Description of the task: Render the items starting at the line containing "Segment this screenshot: for" and ending at the line containing "paragraph: 第三条 校外教学点专业开设基本要求。" as a Markdown table with the columns Row and Item Line, one row per line, with blank lines and pictures left out.

Entries provided:
· · · · ·
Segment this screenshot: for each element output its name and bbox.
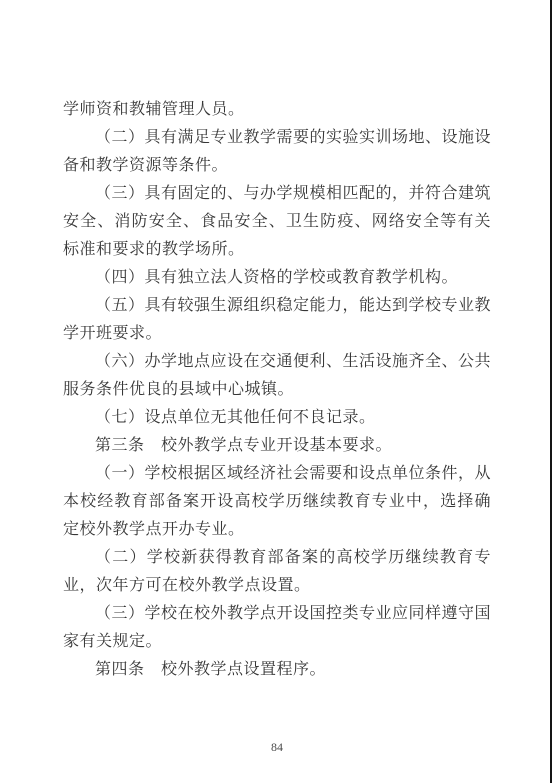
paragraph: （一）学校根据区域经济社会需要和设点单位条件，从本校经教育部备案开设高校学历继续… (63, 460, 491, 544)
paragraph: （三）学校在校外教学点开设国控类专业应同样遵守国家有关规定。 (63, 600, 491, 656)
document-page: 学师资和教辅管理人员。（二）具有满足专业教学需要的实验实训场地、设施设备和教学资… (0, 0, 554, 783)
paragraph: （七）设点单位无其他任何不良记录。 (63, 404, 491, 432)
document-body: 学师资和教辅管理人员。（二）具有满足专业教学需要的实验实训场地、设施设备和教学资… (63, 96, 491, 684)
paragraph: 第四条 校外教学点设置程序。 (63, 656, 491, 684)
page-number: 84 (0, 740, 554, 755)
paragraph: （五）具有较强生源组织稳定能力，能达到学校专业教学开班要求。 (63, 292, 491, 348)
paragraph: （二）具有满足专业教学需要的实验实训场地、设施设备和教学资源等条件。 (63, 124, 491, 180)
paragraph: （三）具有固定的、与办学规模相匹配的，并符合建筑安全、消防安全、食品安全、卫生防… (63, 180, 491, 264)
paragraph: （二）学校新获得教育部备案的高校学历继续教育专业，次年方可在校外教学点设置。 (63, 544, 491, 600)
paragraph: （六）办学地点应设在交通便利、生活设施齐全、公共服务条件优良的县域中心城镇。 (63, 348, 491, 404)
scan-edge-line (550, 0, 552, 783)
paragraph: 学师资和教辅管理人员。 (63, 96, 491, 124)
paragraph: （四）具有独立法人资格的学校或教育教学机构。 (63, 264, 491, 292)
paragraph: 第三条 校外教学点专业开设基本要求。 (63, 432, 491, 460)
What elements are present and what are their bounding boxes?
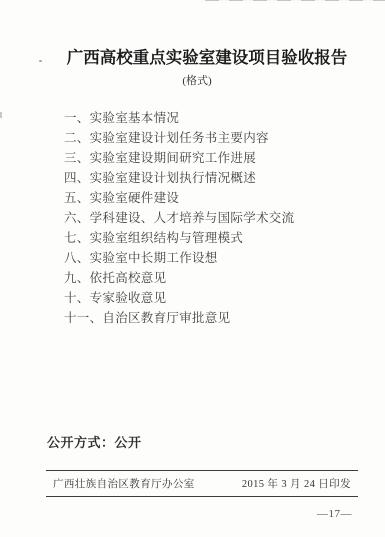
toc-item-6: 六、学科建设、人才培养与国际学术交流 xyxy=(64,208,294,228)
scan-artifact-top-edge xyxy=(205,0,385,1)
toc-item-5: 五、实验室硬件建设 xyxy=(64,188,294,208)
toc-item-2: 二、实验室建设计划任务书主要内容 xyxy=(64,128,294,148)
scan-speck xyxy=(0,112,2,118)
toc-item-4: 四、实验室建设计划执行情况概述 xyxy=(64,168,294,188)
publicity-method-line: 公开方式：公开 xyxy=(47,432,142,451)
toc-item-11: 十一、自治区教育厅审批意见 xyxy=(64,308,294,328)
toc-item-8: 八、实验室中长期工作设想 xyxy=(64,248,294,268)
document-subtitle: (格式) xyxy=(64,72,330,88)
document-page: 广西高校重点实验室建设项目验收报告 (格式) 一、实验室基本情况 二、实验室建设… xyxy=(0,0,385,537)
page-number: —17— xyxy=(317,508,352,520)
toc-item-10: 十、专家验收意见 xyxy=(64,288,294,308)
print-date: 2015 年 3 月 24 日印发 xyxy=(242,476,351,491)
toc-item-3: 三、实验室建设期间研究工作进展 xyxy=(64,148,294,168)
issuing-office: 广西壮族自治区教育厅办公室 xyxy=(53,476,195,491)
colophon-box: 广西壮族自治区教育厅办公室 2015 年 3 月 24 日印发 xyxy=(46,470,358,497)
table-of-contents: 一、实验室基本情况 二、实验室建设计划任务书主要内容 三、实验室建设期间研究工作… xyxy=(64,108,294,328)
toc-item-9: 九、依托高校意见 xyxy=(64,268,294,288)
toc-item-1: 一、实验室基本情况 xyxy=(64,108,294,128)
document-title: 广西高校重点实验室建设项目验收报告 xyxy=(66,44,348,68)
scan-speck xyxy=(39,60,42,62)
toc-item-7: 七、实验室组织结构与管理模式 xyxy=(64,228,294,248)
· · · · ·
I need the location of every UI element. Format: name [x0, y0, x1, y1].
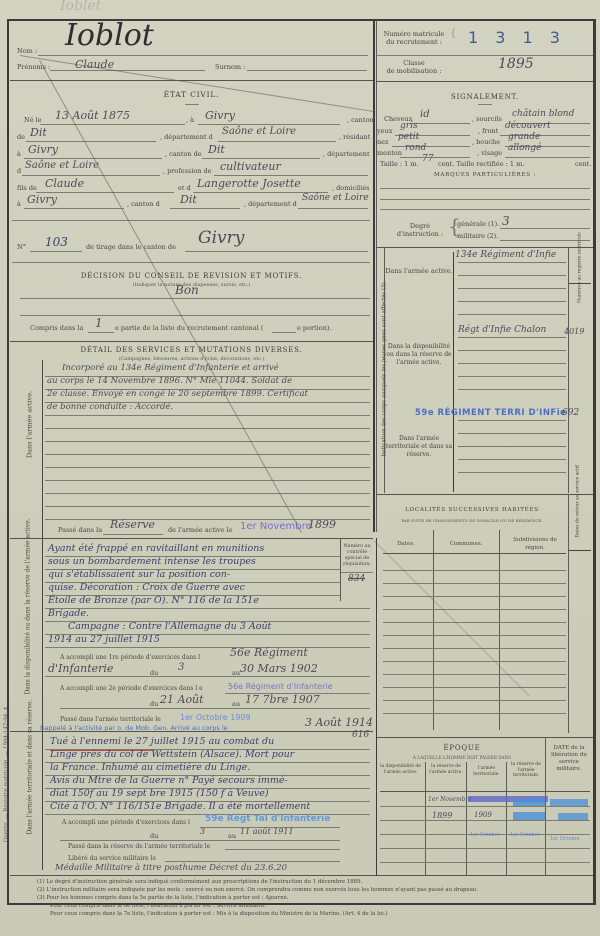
· · · · ·
Finished answer:
| Row | Item Line |
|---|---|
| 1 | Segment this screenshot: for each element output its name and bbox. |
| 2 | paragraph: （一）学校根据区域经济社会需要和设点单位条件，从本校经教育部备案开设高校学历继续… (63, 460, 491, 544) |
| 3 | paragraph: （三）学校在校外教学点开设国控类专业应同样遵守国家有关规定。 (63, 600, 491, 656) |
| 4 | document-page: 学师资和教辅管理人员。（二）具有满足专业教学需要的实验实训场地、设施设备和教学资… (0, 0, 554, 783) |
| 5 | paragraph: （七）设点单位无其他任何不良记录。 (63, 404, 491, 432) |
| 6 | document-body: 学师资和教辅管理人员。（二）具有满足专业教学需要的实验实训场地、设施设备和教学资… (63, 96, 491, 684) |
| 7 | paragraph: 第四条 校外教学点设置程序。 (63, 656, 491, 684) |
| 8 | page-number: 84 (0, 740, 554, 755) |
| 9 | paragraph: （五）具有较强生源组织稳定能力，能达到学校专业教学开班要求。 (63, 292, 491, 348) |
| 10 | paragraph: （二）具有满足专业教学需要的实验实训场地、设施设备和教学资源等条件。 (63, 124, 491, 180) |
| 11 | paragraph: （三）具有固定的、与办学规模相匹配的，并符合建筑安全、消防安全、食品安全、卫生防… (63, 180, 491, 264) |
| 12 | paragraph: （二）学校新获得教育部备案的高校学历继续教育专业，次年方可在校外教学点设置。 (63, 544, 491, 600) |
| 13 | paragraph: （六）办学地点应设在交通便利、生活设施齐全、公共服务条件优良的县域中心城镇。 (63, 348, 491, 404) |
| 14 | scan-edge-line (550, 0, 552, 783) |
| 15 | paragraph: 学师资和教辅管理人员。 (63, 96, 491, 124) |
| 16 | paragraph: （四）具有独立法人资格的学校或教育教学机构。 (63, 264, 491, 292) |
| 17 | paragraph: 第三条 校外教学点专业开设基本要求。 (63, 432, 491, 460) |